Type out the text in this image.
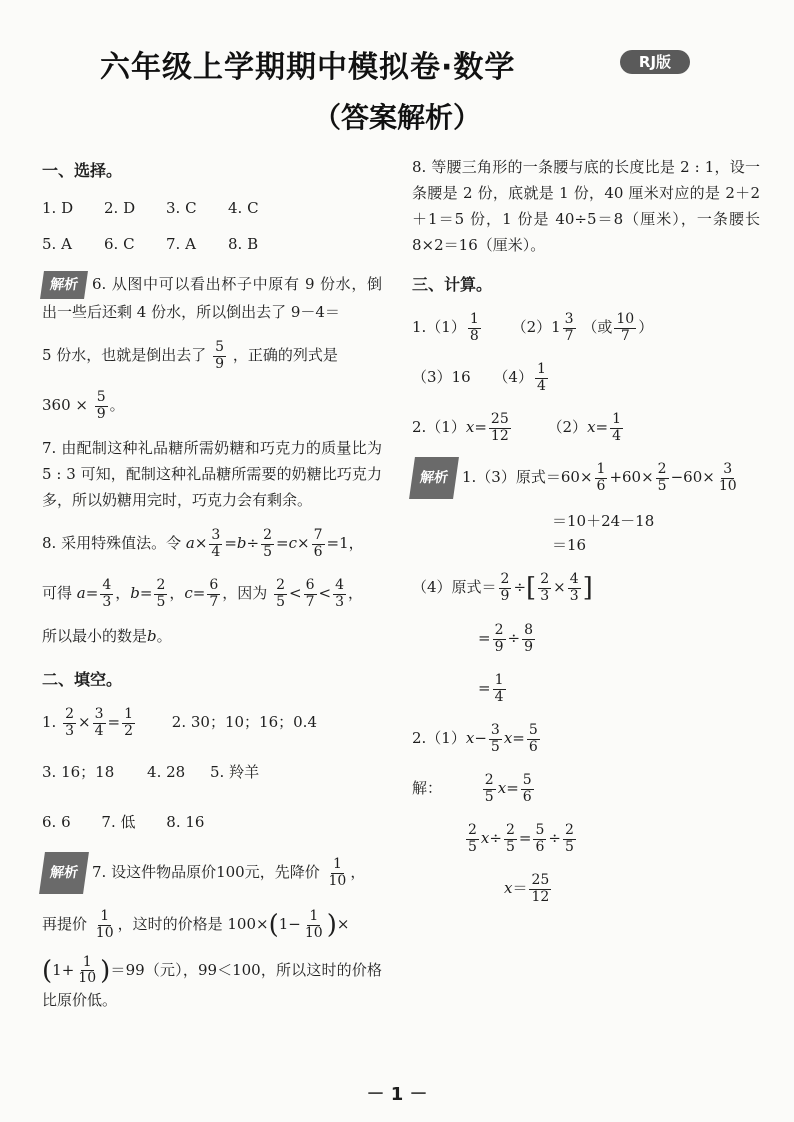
六年级上学期期中模拟卷·数学	RJ版
（答案解析）
一、选择。
1. D	2. D	3. C	4. C
5. A	6. C	7. A	8. B
解析 6. 从图中可以看出杯子中原有 9 份水，倒出一些后还剩 4 份水，所以倒出去了 9－4＝
5 份水，也就是倒出去了 $\frac{5}{9}$ ，正确的列式是
$360 \times \frac{5}{9}$ 。
7. 由配制这种礼品糖所需奶糖和巧克力的质量比为 5 : 3 可知，配制这种礼品糖所需要的奶糖比巧克力多，所以奶糖用完时，巧克力会有剩余。
8. 采用特殊值法。令 $a\times \frac{3}{4} =b\div \frac{2}{5} =c\times \frac{7}{6} =1$，
可得 $a= \frac{4}{3}$ ，$b= \frac{2}{5}$ ，$c= \frac{6}{7}$ ，因为 $\frac{2}{5} < \frac{6}{7} < \frac{4}{3}$ ，
所以最小的数是b。
二、填空。
1. $\frac{2}{3} \times \frac{3}{4} = \frac{1}{2} 2$. 30；10；16；0.4
3. 16；18 4. 28 5. 羚羊
6. 6 7. 低 8. 16
解析 7. 设这件物品原价100元，先降价 $\frac{1}{10}$ ，
再提价 $\frac{1}{10}$ ，这时的价格是 $100\times(1- \frac{1}{10}$ )×
$(1+ \frac{1}{10} )=99$（元），99＜100，所以这时的价格比原价低。
8. 等腰三角形的一条腰与底的长度比是 2 : 1，设一条腰是 2 份，底就是 1 份，40 厘米对应的是 2＋2＋1＝5 份，1 份是 40÷5＝8（厘米），一条腰长 8×2＝16（厘米）。
三、计算。
$1.(1) \frac{1}{8} (2)1 \frac{3}{7}$ （或 $\frac{10}{7}$ ）
（3）16 $(4) \frac{1}{4}$
$2.(1)x= \frac{25}{12} (2)x= \frac{1}{4}$
解析 1.（3）原式$=60\times \frac{1}{6} +60\times \frac{2}{5} -60\times \frac{3}{10}$
＝10＋24－18
＝16
（4）原式＝ $\frac{2}{9}$ ÷[ $\frac{2}{3} \times \frac{4}{3}$ ]
= $\frac{2}{9} \div \frac{8}{9}$
= $\frac{1}{4}$
$2.(1)x- \frac{3}{5} x= \frac{5}{6}$
解：	$\frac{2}{5} x= \frac{5}{6}$
$\frac{2}{5} x\div \frac{2}{5} = \frac{5}{6} \div \frac{2}{5}$
$x= \frac{25}{12}$
－ 1 －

------------------------------------------------

Given request> Return all of the data exactly as written, and drop the pictures.

Correct output>
Type out the text in this image.
六年级上学期期中模拟卷·数学	RJ版
（答案解析）
一、选择。
1. D	2. D	3. C	4. C
5. A	6. C	7. A	8. B
解析 6. 从图中可以看出杯子中原有 9 份水，倒出一些后还剩 4 份水，所以倒出去了 9－4＝
5 份水，也就是倒出去了 $\frac{5}{9}$ ，正确的列式是
$360 \times \frac{5}{9}$ 。
7. 由配制这种礼品糖所需奶糖和巧克力的质量比为 5 : 3 可知，配制这种礼品糖所需要的奶糖比巧克力多，所以奶糖用完时，巧克力会有剩余。
8. 采用特殊值法。令 $a\times \frac{3}{4} =b\div \frac{2}{5} =c\times \frac{7}{6} =1$，
可得 $a= \frac{4}{3}$ ，$b= \frac{2}{5}$ ，$c= \frac{6}{7}$ ，因为 $\frac{2}{5} < \frac{6}{7} < \frac{4}{3}$ ，
所以最小的数是b。
二、填空。
1. $\frac{2}{3} \times \frac{3}{4} = \frac{1}{2} 2$. 30；10；16；0.4
3. 16；18 4. 28 5. 羚羊
6. 6 7. 低 8. 16
解析 7. 设这件物品原价100元，先降价 $\frac{1}{10}$ ，
再提价 $\frac{1}{10}$ ，这时的价格是 $100\times(1- \frac{1}{10}$ )×
$(1+ \frac{1}{10} )=99$（元），99＜100，所以这时的价格比原价低。
8. 等腰三角形的一条腰与底的长度比是 2 : 1，设一条腰是 2 份，底就是 1 份，40 厘米对应的是 2＋2＋1＝5 份，1 份是 40÷5＝8（厘米），一条腰长 8×2＝16（厘米）。
三、计算。
$1.(1) \frac{1}{8} (2)1 \frac{3}{7}$ （或 $\frac{10}{7}$ ）
（3）16 $(4) \frac{1}{4}$
$2.(1)x= \frac{25}{12} (2)x= \frac{1}{4}$
解析 1.（3）原式$=60\times \frac{1}{6} +60\times \frac{2}{5} -60\times \frac{3}{10}$
＝10＋24－18
＝16
（4）原式＝ $\frac{2}{9}$ ÷[ $\frac{2}{3} \times \frac{4}{3}$ ]
= $\frac{2}{9} \div \frac{8}{9}$
= $\frac{1}{4}$
$2.(1)x- \frac{3}{5} x= \frac{5}{6}$
解：	$\frac{2}{5} x= \frac{5}{6}$
$\frac{2}{5} x\div \frac{2}{5} = \frac{5}{6} \div \frac{2}{5}$
$x= \frac{25}{12}$
－ 1 －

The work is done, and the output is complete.